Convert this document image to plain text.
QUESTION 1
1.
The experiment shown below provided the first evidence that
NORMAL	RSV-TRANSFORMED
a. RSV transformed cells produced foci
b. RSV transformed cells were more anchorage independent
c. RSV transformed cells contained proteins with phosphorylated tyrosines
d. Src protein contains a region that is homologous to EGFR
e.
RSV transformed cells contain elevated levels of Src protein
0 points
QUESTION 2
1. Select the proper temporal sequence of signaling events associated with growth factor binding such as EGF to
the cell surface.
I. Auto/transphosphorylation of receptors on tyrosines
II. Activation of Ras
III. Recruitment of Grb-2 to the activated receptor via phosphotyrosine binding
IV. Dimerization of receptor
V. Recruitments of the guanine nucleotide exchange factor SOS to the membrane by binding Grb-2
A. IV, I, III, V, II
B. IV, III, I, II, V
= = = = =
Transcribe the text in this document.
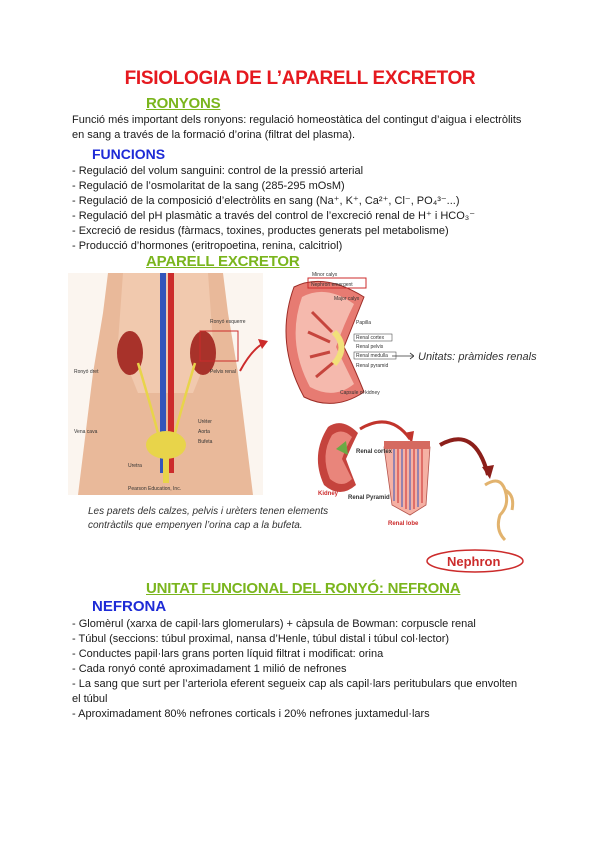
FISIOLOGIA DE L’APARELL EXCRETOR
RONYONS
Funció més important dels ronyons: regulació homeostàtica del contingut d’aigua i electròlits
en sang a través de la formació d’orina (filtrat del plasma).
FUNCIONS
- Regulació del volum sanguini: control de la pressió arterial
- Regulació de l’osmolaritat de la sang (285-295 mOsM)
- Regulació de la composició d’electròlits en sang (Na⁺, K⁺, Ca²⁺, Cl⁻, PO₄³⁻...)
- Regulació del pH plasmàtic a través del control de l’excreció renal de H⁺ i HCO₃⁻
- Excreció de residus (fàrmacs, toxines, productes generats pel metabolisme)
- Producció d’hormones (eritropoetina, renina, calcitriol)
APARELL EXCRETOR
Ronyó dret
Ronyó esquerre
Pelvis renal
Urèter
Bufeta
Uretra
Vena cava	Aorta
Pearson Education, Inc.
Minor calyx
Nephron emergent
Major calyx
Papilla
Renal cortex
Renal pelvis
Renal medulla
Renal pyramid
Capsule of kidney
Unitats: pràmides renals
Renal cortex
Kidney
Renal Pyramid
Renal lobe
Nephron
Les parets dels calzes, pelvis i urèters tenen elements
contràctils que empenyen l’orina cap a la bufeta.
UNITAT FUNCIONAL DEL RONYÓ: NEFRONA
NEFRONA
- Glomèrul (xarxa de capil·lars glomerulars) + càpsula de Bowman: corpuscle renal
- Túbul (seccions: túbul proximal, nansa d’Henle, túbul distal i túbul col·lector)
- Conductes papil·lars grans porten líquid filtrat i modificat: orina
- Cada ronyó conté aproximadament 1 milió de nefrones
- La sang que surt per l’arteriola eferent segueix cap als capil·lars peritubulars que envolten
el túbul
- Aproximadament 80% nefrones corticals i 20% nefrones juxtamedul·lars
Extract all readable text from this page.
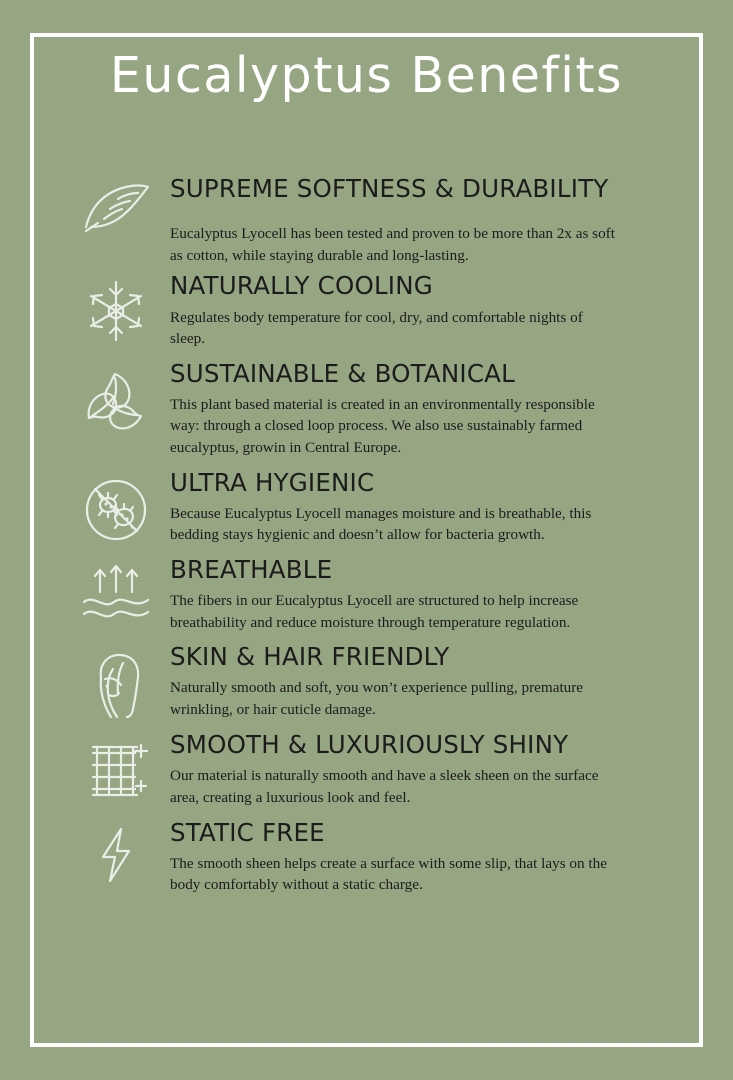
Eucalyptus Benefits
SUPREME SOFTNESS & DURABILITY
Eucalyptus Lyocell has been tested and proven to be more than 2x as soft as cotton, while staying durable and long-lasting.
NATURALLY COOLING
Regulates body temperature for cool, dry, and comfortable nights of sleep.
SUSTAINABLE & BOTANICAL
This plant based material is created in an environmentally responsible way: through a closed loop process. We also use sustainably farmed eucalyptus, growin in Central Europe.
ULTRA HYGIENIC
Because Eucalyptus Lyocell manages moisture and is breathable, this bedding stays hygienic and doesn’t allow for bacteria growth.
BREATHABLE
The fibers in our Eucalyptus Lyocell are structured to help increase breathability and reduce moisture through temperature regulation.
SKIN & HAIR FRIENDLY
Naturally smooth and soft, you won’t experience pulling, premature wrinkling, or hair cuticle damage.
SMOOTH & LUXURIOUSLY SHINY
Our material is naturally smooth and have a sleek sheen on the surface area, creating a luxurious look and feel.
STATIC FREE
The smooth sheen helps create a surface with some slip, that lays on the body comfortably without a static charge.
= = = = =
### TASK
In the records above, find each line with the string "EXCRETOR" and list it.

### EXERCISE ANSWER
FISIOLOGIA DE L’APARELL EXCRETOR
APARELL EXCRETOR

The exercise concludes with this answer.